Read through the entries below and return each line with the word "show".
SOURCE RECORDS start
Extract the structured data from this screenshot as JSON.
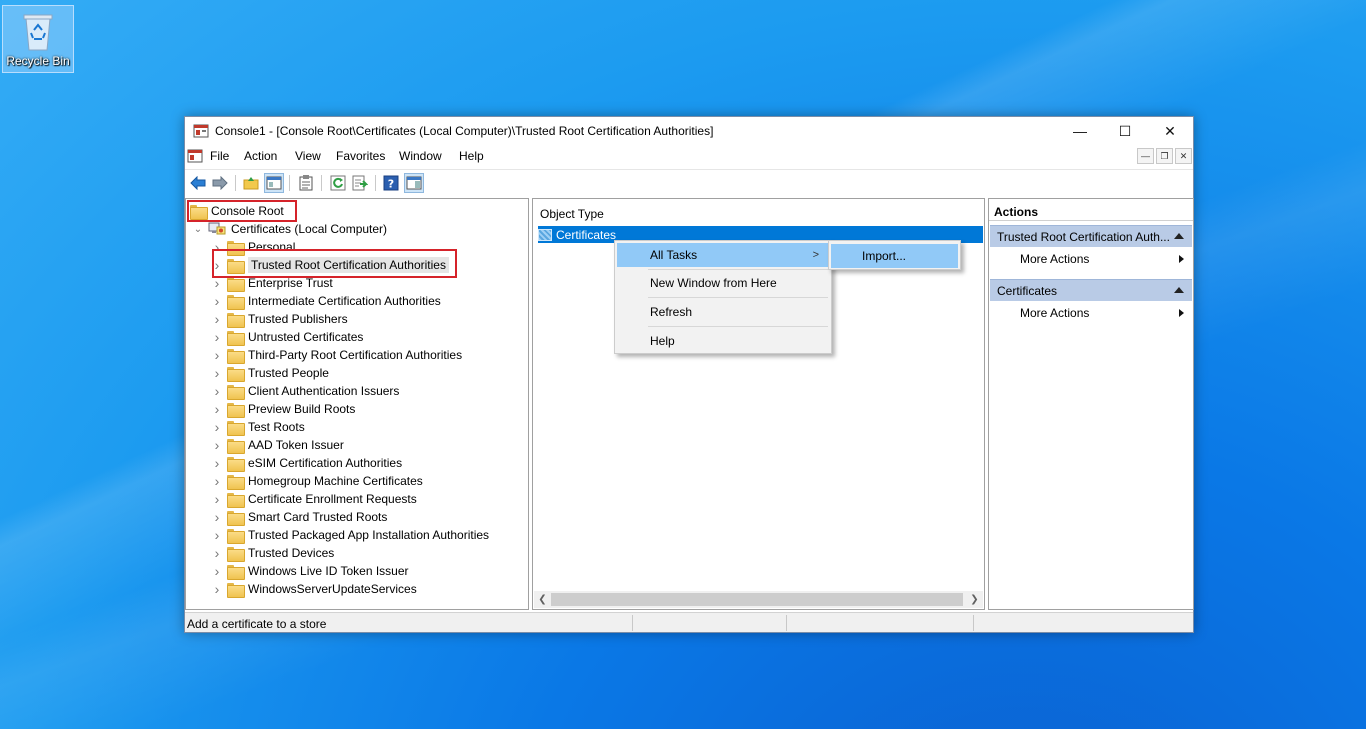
{
  "desktop": {
    "recycle_bin_label": "Recycle Bin"
  },
  "window": {
    "title": "Console1 - [Console Root\\Certificates (Local Computer)\\Trusted Root Certification Authorities]",
    "controls": {
      "minimize": "—",
      "maximize": "☐",
      "close": "✕"
    }
  },
  "menubar": {
    "items": [
      "File",
      "Action",
      "View",
      "Favorites",
      "Window",
      "Help"
    ]
  },
  "toolbar": {
    "icons": [
      "back-arrow-icon",
      "forward-arrow-icon",
      "up-folder-icon",
      "show-hide-console-tree-icon",
      "properties-icon",
      "refresh-icon",
      "export-list-icon",
      "help-icon",
      "show-hide-action-pane-icon"
    ]
  },
  "tree": {
    "root": "Console Root",
    "computer": "Certificates (Local Computer)",
    "stores": [
      "Personal",
      "Trusted Root Certification Authorities",
      "Enterprise Trust",
      "Intermediate Certification Authorities",
      "Trusted Publishers",
      "Untrusted Certificates",
      "Third-Party Root Certification Authorities",
      "Trusted People",
      "Client Authentication Issuers",
      "Preview Build Roots",
      "Test Roots",
      "AAD Token Issuer",
      "eSIM Certification Authorities",
      "Homegroup Machine Certificates",
      "Certificate Enrollment Requests",
      "Smart Card Trusted Roots",
      "Trusted Packaged App Installation Authorities",
      "Trusted Devices",
      "Windows Live ID Token Issuer",
      "WindowsServerUpdateServices"
    ],
    "selected": "Trusted Root Certification Authorities"
  },
  "middle": {
    "column_header": "Object Type",
    "selected_item": "Certificates"
  },
  "actions_pane": {
    "header": "Actions",
    "sections": [
      {
        "title": "Trusted Root Certification Auth...",
        "item": "More Actions"
      },
      {
        "title": "Certificates",
        "item": "More Actions"
      }
    ]
  },
  "context_menu": {
    "items": [
      "All Tasks",
      "New Window from Here",
      "Refresh",
      "Help"
    ],
    "submenu_arrow": ">",
    "submenu": {
      "items": [
        "Import..."
      ]
    }
  },
  "status_bar": {
    "text": "Add a certificate to a store"
  }
}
SOURCE RECORDS end
RESULT BELOW -
      "show-hide-console-tree-icon",
      "show-hide-action-pane-icon"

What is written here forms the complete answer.